DO THIS: Find each line with the string "across" and report it.

Collected data entries:
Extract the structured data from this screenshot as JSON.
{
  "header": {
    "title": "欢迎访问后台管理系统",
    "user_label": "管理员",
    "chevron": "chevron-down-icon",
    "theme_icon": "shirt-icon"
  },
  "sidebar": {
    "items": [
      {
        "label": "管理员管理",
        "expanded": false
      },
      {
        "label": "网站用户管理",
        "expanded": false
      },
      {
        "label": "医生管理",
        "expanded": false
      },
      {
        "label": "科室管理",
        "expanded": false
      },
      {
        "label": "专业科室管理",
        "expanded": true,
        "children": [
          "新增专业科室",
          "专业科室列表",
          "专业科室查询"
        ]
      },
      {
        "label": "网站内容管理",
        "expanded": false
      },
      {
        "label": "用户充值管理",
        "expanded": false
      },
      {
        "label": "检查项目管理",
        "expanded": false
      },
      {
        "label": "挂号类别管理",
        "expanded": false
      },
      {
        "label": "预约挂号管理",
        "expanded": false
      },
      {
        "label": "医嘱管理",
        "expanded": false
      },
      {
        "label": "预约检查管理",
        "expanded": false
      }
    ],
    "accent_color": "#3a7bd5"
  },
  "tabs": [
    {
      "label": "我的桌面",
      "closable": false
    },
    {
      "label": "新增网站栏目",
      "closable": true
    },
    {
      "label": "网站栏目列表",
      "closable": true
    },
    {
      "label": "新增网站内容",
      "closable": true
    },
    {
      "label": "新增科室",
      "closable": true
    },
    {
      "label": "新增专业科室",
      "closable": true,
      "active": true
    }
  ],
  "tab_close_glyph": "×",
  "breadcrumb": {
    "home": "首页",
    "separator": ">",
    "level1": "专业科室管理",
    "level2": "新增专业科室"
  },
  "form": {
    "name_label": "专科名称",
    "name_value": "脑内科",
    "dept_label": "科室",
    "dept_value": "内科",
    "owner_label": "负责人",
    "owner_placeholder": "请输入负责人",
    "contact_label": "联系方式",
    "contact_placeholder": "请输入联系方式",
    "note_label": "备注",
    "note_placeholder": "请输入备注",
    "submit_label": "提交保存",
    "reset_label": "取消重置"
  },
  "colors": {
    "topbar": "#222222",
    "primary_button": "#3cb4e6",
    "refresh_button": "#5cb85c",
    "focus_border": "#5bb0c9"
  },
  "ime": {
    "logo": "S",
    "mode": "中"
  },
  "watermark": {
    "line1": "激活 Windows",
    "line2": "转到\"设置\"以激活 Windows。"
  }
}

...

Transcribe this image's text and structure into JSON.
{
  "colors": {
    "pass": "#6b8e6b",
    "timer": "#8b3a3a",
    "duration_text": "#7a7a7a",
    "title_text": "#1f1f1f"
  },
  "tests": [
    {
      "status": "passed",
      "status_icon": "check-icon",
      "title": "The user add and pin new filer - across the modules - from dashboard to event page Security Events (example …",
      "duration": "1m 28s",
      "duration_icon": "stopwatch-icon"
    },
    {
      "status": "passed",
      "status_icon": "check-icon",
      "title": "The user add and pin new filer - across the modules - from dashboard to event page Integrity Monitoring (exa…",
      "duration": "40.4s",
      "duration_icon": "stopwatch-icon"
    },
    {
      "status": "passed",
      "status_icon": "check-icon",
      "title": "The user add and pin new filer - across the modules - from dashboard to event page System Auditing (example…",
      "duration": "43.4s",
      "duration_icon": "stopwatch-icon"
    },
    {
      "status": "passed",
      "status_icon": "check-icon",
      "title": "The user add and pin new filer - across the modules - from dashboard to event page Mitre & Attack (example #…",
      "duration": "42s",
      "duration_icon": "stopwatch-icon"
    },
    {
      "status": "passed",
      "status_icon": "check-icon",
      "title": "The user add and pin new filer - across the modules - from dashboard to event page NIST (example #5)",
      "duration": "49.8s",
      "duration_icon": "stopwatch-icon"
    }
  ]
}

RESPONSE TO THE TASK:
      "title": "The user add and pin new filer - across the modules - from dashboard to event page Security Events (example …",
      "title": "The user add and pin new filer - across the modules - from dashboard to event page Integrity Monitoring (exa…",
      "title": "The user add and pin new filer - across the modules - from dashboard to event page System Auditing (example…",
      "title": "The user add and pin new filer - across the modules - from dashboard to event page Mitre & Attack (example #…",
      "title": "The user add and pin new filer - across the modules - from dashboard to event page NIST (example #5)",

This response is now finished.